— START Items —

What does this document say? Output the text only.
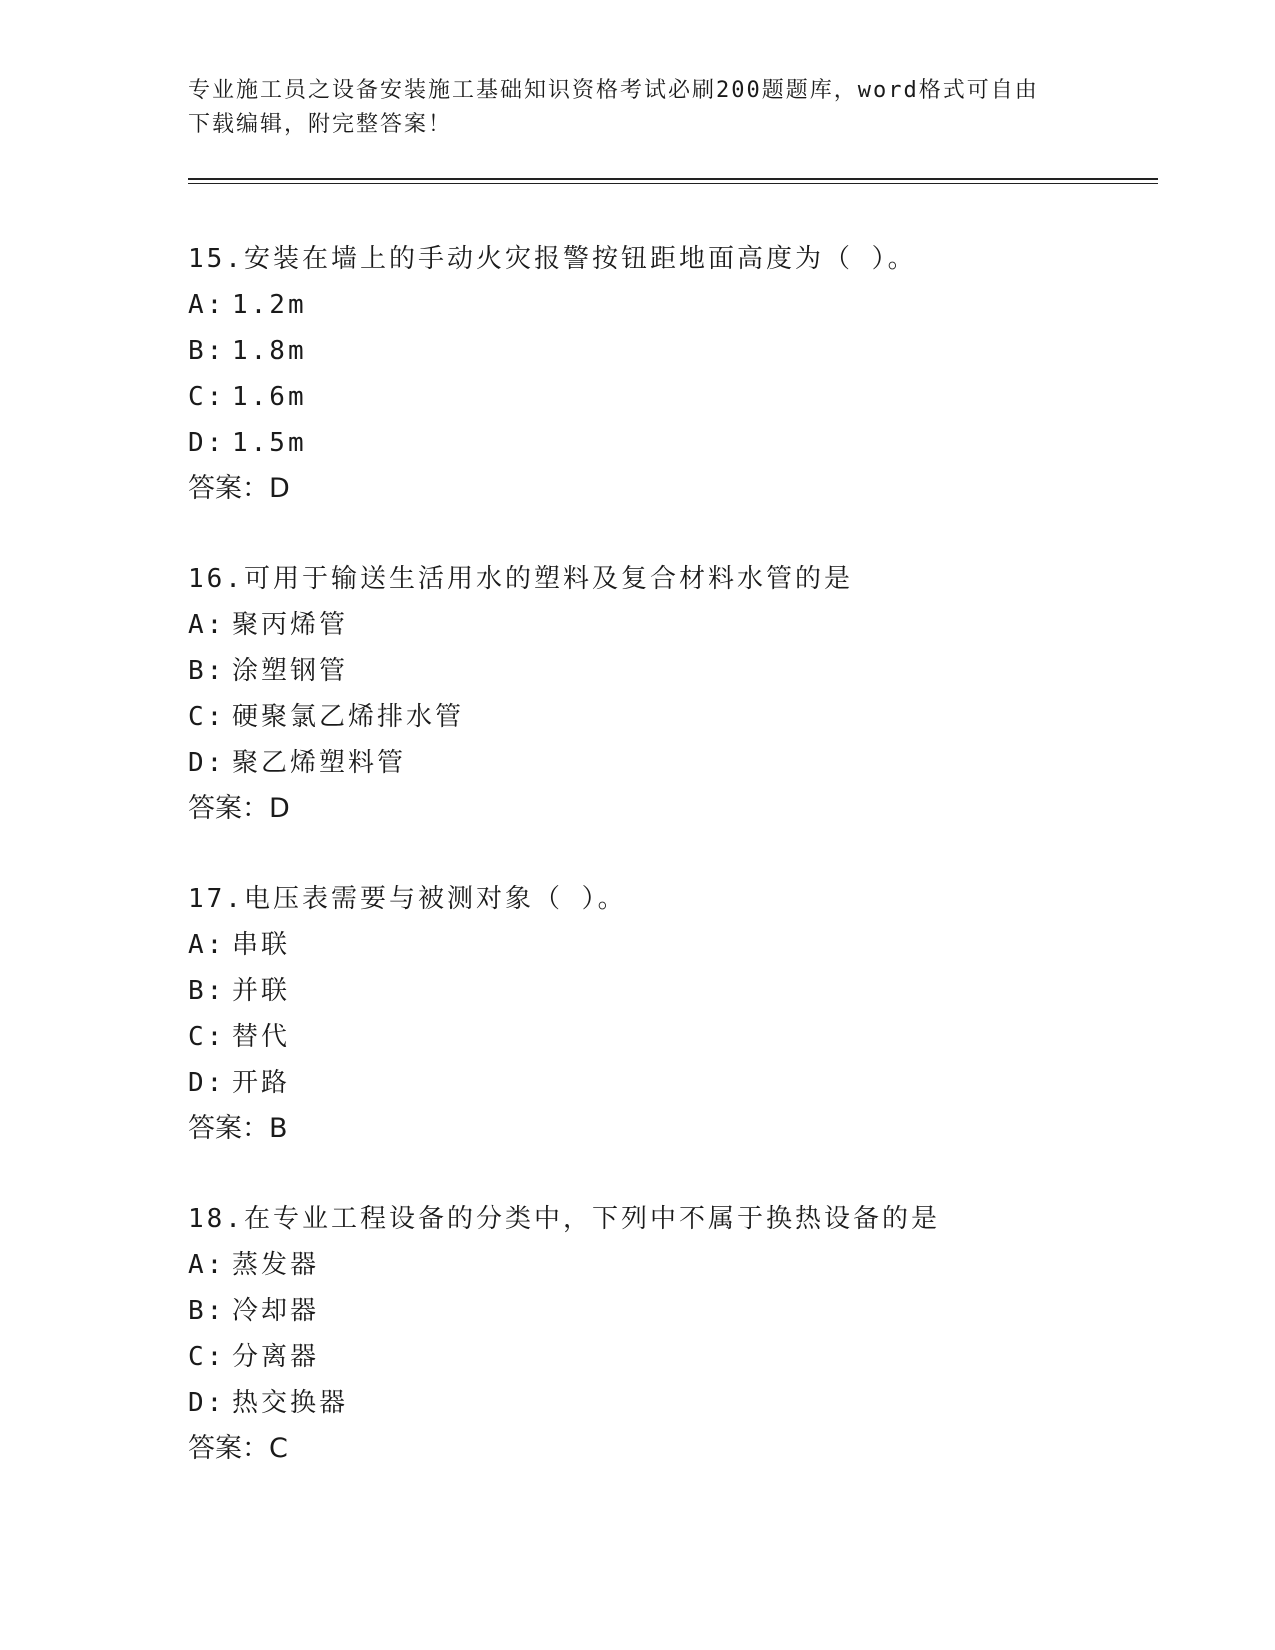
专业施工员之设备安装施工基础知识资格考试必刷200题题库，word格式可自由
下载编辑，附完整答案！
15.安装在墙上的手动火灾报警按钮距地面高度为（ ）。
A: 1.2m
B: 1.8m
C: 1.6m
D: 1.5m
答案：D
16.可用于输送生活用水的塑料及复合材料水管的是
A: 聚丙烯管
B: 涂塑钢管
C: 硬聚氯乙烯排水管
D: 聚乙烯塑料管
答案：D
17.电压表需要与被测对象（ ）。
A: 串联
B: 并联
C: 替代
D: 开路
答案：B
18.在专业工程设备的分类中，下列中不属于换热设备的是
A: 蒸发器
B: 冷却器
C: 分离器
D: 热交换器
答案：C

— END Items —

What is being asked:
Will you restate every entry word for word and omit the images?

Answer to the exercise:
What does this document say? Output the text only.
专业施工员之设备安装施工基础知识资格考试必刷200题题库，word格式可自由
下载编辑，附完整答案！
15.安装在墙上的手动火灾报警按钮距地面高度为（ ）。
A: 1.2m
B: 1.8m
C: 1.6m
D: 1.5m
答案：D
16.可用于输送生活用水的塑料及复合材料水管的是
A: 聚丙烯管
B: 涂塑钢管
C: 硬聚氯乙烯排水管
D: 聚乙烯塑料管
答案：D
17.电压表需要与被测对象（ ）。
A: 串联
B: 并联
C: 替代
D: 开路
答案：B
18.在专业工程设备的分类中，下列中不属于换热设备的是
A: 蒸发器
B: 冷却器
C: 分离器
D: 热交换器
答案：C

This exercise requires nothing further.